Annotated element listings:
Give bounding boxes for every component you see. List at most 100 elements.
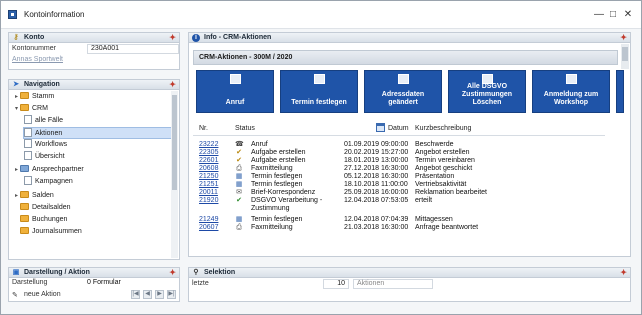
nav-item-uebersicht[interactable]: Übersicht [24, 151, 65, 163]
table-row[interactable]: 23222 ☎ Anruf 01.09.2019 09:00:00 Beschw… [189, 141, 609, 149]
table-row[interactable]: 21920 ✔ DSGVO Verarbeitung - 12.04.2018 … [189, 197, 609, 205]
date-text: 01.09.2019 09:00:00 [344, 141, 409, 148]
nav-item-label: Detailsalden [32, 204, 71, 211]
page-icon [24, 115, 32, 124]
description-text: Vertriebsaktivität [415, 181, 467, 188]
nav-item-journalsummen[interactable]: Journalsummen [20, 226, 82, 238]
action-number-link[interactable]: 20608 [199, 165, 218, 173]
table-row-continuation: Zustimmung [189, 205, 609, 213]
action-button-termin-festlegen[interactable]: Termin festlegen [280, 70, 358, 113]
darstellung-label: Darstellung [12, 279, 48, 286]
status-text: Termin festlegen [251, 216, 303, 223]
nav-item-kampagnen[interactable]: Kampagnen [24, 176, 73, 188]
info-icon: i [192, 34, 200, 42]
date-text: 18.10.2018 11:00:00 [344, 181, 408, 188]
info-scrollbar[interactable] [621, 44, 629, 69]
table-row[interactable]: 21250 ▦ Termin festlegen 05.12.2018 16:3… [189, 173, 609, 181]
phone-icon [230, 74, 241, 84]
table-row[interactable]: 22305 ✔ Aufgabe erstellen 20.02.2019 15:… [189, 149, 609, 157]
folder-icon [20, 203, 29, 210]
letzte-count-value: 10 [337, 280, 345, 287]
maximize-button[interactable]: □ [606, 8, 620, 22]
action-number-link[interactable]: 21920 [199, 197, 218, 205]
collapse-arrow-icon[interactable]: ▾ [13, 103, 20, 115]
nav-item-salden[interactable]: ▸ Salden [13, 190, 54, 202]
date-text: 12.04.2018 07:53:05 [344, 197, 409, 204]
previous-record-icon[interactable]: ◀ [143, 290, 152, 299]
table-row[interactable]: 20607 ⎙ Faxmitteilung 21.03.2018 16:30:0… [189, 224, 609, 232]
action-number-link[interactable]: 21251 [199, 181, 218, 189]
kontonummer-label: Kontonummer [12, 45, 56, 52]
darstellung-select[interactable]: 0 Formular [87, 279, 121, 286]
fax-icon: ⎙ [236, 165, 242, 172]
scrollbar-thumb[interactable] [172, 95, 177, 190]
window-title: Kontoinformation [24, 10, 85, 19]
description-text: Termin vereinbaren [415, 157, 475, 164]
expand-arrow-icon[interactable]: ▸ [13, 91, 20, 103]
aktionen-field: Aktionen [353, 279, 433, 289]
description-text: Mittagessen [415, 216, 453, 223]
action-number-link[interactable]: 22305 [199, 149, 218, 157]
column-header-datum[interactable]: Datum [388, 125, 409, 132]
table-row[interactable]: 21251 ▦ Termin festlegen 18.10.2018 11:0… [189, 181, 609, 189]
info-panel-header: i Info - CRM-Aktionen ✦ [188, 32, 631, 43]
pin-icon[interactable]: ✦ [169, 268, 176, 277]
action-number-link[interactable]: 23222 [199, 141, 218, 149]
address-icon [398, 74, 409, 84]
table-row[interactable]: 20608 ⎙ Faxmitteilung 27.12.2018 16:30:0… [189, 165, 609, 173]
table-row[interactable]: 21249 ▦ Termin festlegen 12.04.2018 07:0… [189, 216, 609, 224]
pin-icon[interactable]: ✦ [620, 268, 627, 277]
nav-item-aktionen[interactable]: Aktionen [23, 127, 173, 139]
darstellung-panel-title: Darstellung / Aktion [24, 269, 90, 276]
action-number-link[interactable]: 20011 [199, 189, 218, 197]
date-text: 12.04.2018 07:04:39 [344, 216, 409, 223]
kontonummer-field[interactable]: 230A001 [87, 44, 179, 54]
action-button-dsgvo[interactable]: Alle DSGVO Zustimmungen Löschen [448, 70, 526, 113]
next-record-icon[interactable]: ▶ [155, 290, 164, 299]
table-row[interactable]: 22601 ✔ Aufgabe erstellen 18.01.2019 13:… [189, 157, 609, 165]
minimize-button[interactable]: — [592, 8, 606, 22]
folder-icon [20, 191, 29, 198]
new-action-icon[interactable]: ✎ [12, 291, 18, 299]
pin-icon[interactable]: ✦ [169, 80, 176, 89]
pin-icon[interactable]: ✦ [620, 33, 627, 42]
action-button-more[interactable] [616, 70, 624, 113]
calendar-icon [376, 123, 385, 132]
date-text: 20.02.2019 15:27:00 [344, 149, 409, 156]
expand-arrow-icon[interactable]: ▸ [13, 190, 20, 202]
action-button-anruf[interactable]: Anruf [196, 70, 274, 113]
nav-item-crm[interactable]: ▾ CRM [13, 103, 48, 115]
action-number-link[interactable]: 20607 [199, 224, 218, 232]
nav-item-buchungen[interactable]: Buchungen [20, 214, 67, 226]
scrollbar-thumb[interactable] [622, 47, 628, 61]
action-number-link[interactable]: 22601 [199, 157, 218, 165]
calendar-icon [314, 74, 325, 84]
close-button[interactable]: ✕ [621, 8, 635, 22]
nav-item-ansprechpartner[interactable]: ▸ Ansprechpartner [13, 164, 84, 176]
nav-item-detailsalden[interactable]: Detailsalden [20, 202, 71, 214]
last-record-icon[interactable]: ▶| [167, 290, 176, 299]
action-button-workshop[interactable]: Anmeldung zum Workshop [532, 70, 610, 113]
action-number-link[interactable]: 21250 [199, 173, 218, 181]
navigation-panel-header: ➤ Navigation ✦ [8, 79, 180, 90]
first-record-icon[interactable]: |◀ [131, 290, 140, 299]
description-text: erteilt [415, 197, 433, 204]
table-row[interactable]: 20011 ✉ Brief-Korrespondenz 25.09.2018 1… [189, 189, 609, 197]
nav-item-alle-faelle[interactable]: alle Fälle [24, 115, 63, 127]
letzte-count-field[interactable]: 10 [323, 279, 349, 289]
navigation-scrollbar[interactable] [171, 91, 178, 258]
account-name-link[interactable]: Annas Sportwelt [12, 56, 63, 63]
action-button-adressdaten[interactable]: Adressdaten geändert [364, 70, 442, 113]
nav-item-stamm[interactable]: ▸ Stamm [13, 91, 54, 103]
pin-icon[interactable]: ✦ [169, 33, 176, 42]
column-header-status[interactable]: Status [235, 125, 255, 132]
nav-item-label: Stamm [32, 93, 55, 100]
column-header-nr[interactable]: Nr. [199, 125, 208, 132]
nav-item-label: alle Fälle [35, 117, 64, 124]
new-action-label[interactable]: neue Aktion [24, 291, 61, 298]
expand-arrow-icon[interactable]: ▸ [13, 164, 20, 176]
column-header-kurzbeschreibung[interactable]: Kurzbeschreibung [415, 125, 471, 132]
action-number-link[interactable]: 21249 [199, 216, 218, 224]
description-text: Präsentation [415, 173, 455, 180]
nav-item-workflows[interactable]: Workflows [24, 139, 67, 151]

■ What needs to be done
Render the lines from the one containing "nav-item-uebersicht[interactable]: Übersicht [24, 151, 65, 163]" up to and including the one containing "page-icon [24, 115, 32, 124]" as a JSON list of strings, one string per line, omitting blank lines.

■ Output
[
  "nav-item-uebersicht[interactable]: Übersicht [24, 151, 65, 163]",
  "table-row[interactable]: 23222 ☎ Anruf 01.09.2019 09:00:00 Beschw… [189, 141, 609, 149]",
  "table-row[interactable]: 21920 ✔ DSGVO Verarbeitung - 12.04.2018 … [189, 197, 609, 205]",
  "date-text: 01.09.2019 09:00:00 [344, 141, 409, 148]",
  "nav-item-label: Detailsalden [32, 204, 71, 211]",
  "page-icon [24, 115, 32, 124]"
]